# OBJETIVO DEL EJERCICIO:
Prosigue la crónica sobre los vecinos de Buenos Aires que salieron con cacerolas tras el discurso de Fernando de la Rúa, a partir de su última oración.

# PASAJE SELECCIONADO:

====

Por Luis Bruschtein
Había terminado el discurso
del presidente Fernando de la Rúa por cadena, el miércoles,
y primero fue un patético ruidito de latas. Después, con
timidez, las mujeres se asomaron con sus cacerolas a las ventanas y vieron
que había más. En San Telmo, Parque Patricios, Caballito,
Chacarita, San Cristóbal y en todos los barrios de Buenos Aires,
el ruidito de latas se multiplicó como una gotera que se hace lluvia.
Cuando me asomé y vi a otros vecinos, bajamos para encontrarnos
en la calle, dice una atractiva morena de San Telmo. Se encontraron
en la esquina y eran varias decenas. Desde algún edificio, otro
vecino les tiró un huevo pero nadie hizo nada. Decidieron ir a
la plaza Dorrego. Allí ya eran cientos, mujeres batiendo cacerolas,
hombres en shorts y camisetas, jóvenes y niños. ¿Adónde
vamos? se preguntaron y alguien dijo: A Plaza de Mayo.
Y la misma pregunta con la misma respuesta se repetía como por
arte de magia en todos los barrios. Así empezó el movimiento
de rebelión civil más importante de los últimos 50
años en la ciudad de Buenos Aires.

====

# SEGMENTO DE DATOS:
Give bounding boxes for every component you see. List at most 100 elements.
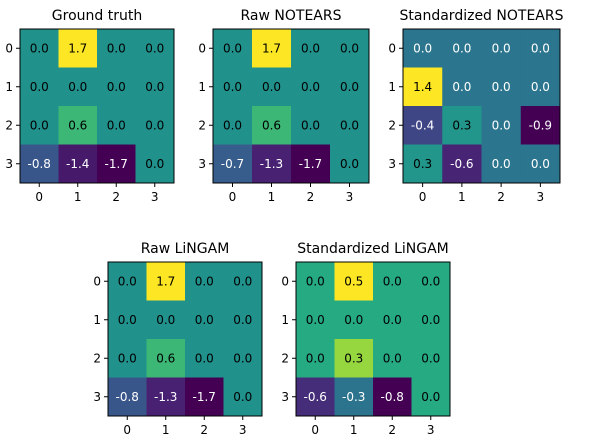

====

# RESULTADO DE LA TAREA:
Me pasé todo el día llorando frente al televisor viendo
a la gente desesperada por la comida, peleándose entre ellos, viendo
las colas de los viejitos jubilados dice la misma morena;
cuando escuché que De la Rúa hablaba como si nada, me rayé,
escuché a la vecina que golpeaba las cacerolas y empecé
yo también con mis hijas y cuando me quise acordar estaba a la
cabeza de una manifestación de tres cuadras marchando hacia la
Plaza. La gente los veía pasar, aplaudía y se sumaba.
Los vecinos de San Telmo fueron los primeros en llegar a la Plaza antes
de la medianoche.
Los relatos de los vecinos eran parecidos: escucharon las latitas y salieron.
El ruidito apagado de las cacerolas era la guía que los reunía.
Donde escuchaban que había un poco más de ruido, hacia allá
se dirigían y así los grupos fueron creciendo y las plazas
de los barrios se convirtieron en los puntos de concentración naturales.
No había convocatoria, ni estructuras partidarias, ni siquiera
transportes y tampoco información. La noticia comenzó a
aparecer en la televisión cuando ya los grupos de vecinos eran
grandes y marchaban hacia el centro, lo cual atrajo más gente.
Primero las consignas fueron ¡Que se vayan, que se vayan!,
con insultos a Domingo Cavallo, Carlos Menem y Fernando de la Rúa,
y poco a poco se fueron haciendo más ingeniosas y complejas. Qué
boludo, qué boludo, el estado de sitio, se lo meten en el culo
o Borombombón, borombombón, el que no salta es un
ladrón y siguieron Si este no es el pueblo, el pueblo
donde está o la vieja ¡El pueblo, unido, jamás
será vencido! que era rematado por un estentóreo ¡Argentina!
¡Argentina!. Las mujeres y sus cacerolas fueron el disparador,
las que rompieron el termómetro y los hombres se sumaron.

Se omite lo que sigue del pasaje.